◆ Your instructions ◆
Exclude images, then output the remaining data verbatim.

◆ Dataset content ◆
/---
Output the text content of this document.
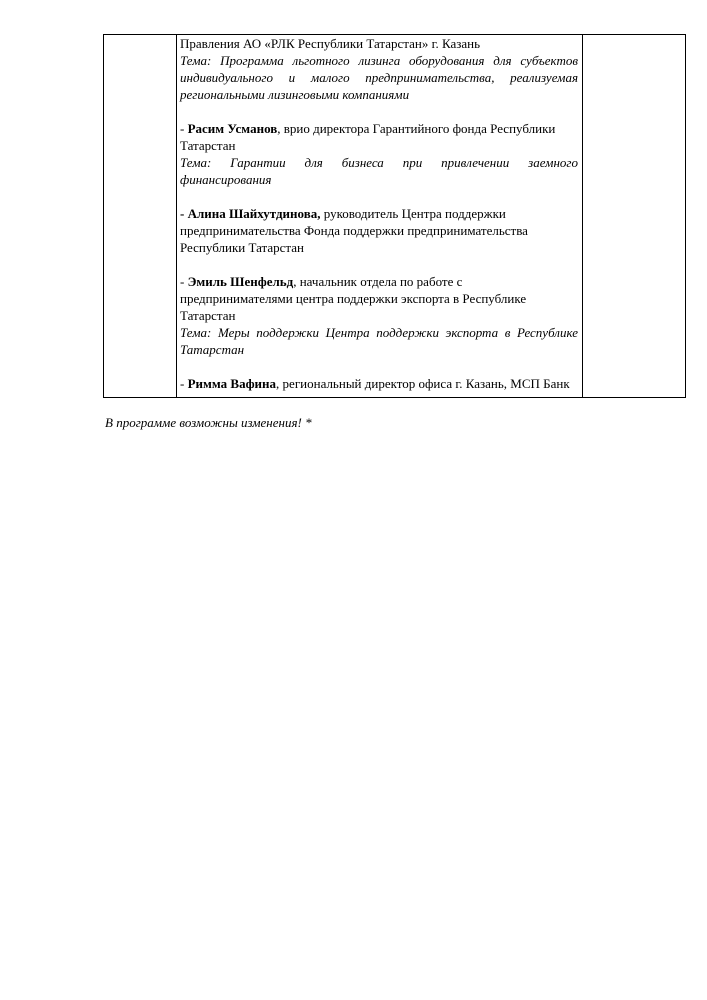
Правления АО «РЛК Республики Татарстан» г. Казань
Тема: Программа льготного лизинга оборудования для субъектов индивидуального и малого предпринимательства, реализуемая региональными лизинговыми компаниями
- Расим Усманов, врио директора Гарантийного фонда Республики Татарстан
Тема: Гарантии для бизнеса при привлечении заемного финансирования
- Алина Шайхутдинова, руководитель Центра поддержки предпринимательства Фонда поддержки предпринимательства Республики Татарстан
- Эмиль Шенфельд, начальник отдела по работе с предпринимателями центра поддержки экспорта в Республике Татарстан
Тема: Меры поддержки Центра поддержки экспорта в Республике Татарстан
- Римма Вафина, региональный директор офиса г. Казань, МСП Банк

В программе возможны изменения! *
\---
◆ Written answer ◆
Output the text content of this document.
Правления АО «РЛК Республики Татарстан» г. Казань
Тема: Программа льготного лизинга оборудования для субъектов индивидуального и малого предпринимательства, реализуемая региональными лизинговыми компаниями
- Расим Усманов, врио директора Гарантийного фонда Республики Татарстан
Тема: Гарантии для бизнеса при привлечении заемного финансирования
- Алина Шайхутдинова, руководитель Центра поддержки предпринимательства Фонда поддержки предпринимательства Республики Татарстан
- Эмиль Шенфельд, начальник отдела по работе с предпринимателями центра поддержки экспорта в Республике Татарстан
Тема: Меры поддержки Центра поддержки экспорта в Республике Татарстан
- Римма Вафина, региональный директор офиса г. Казань, МСП Банк

В программе возможны изменения! *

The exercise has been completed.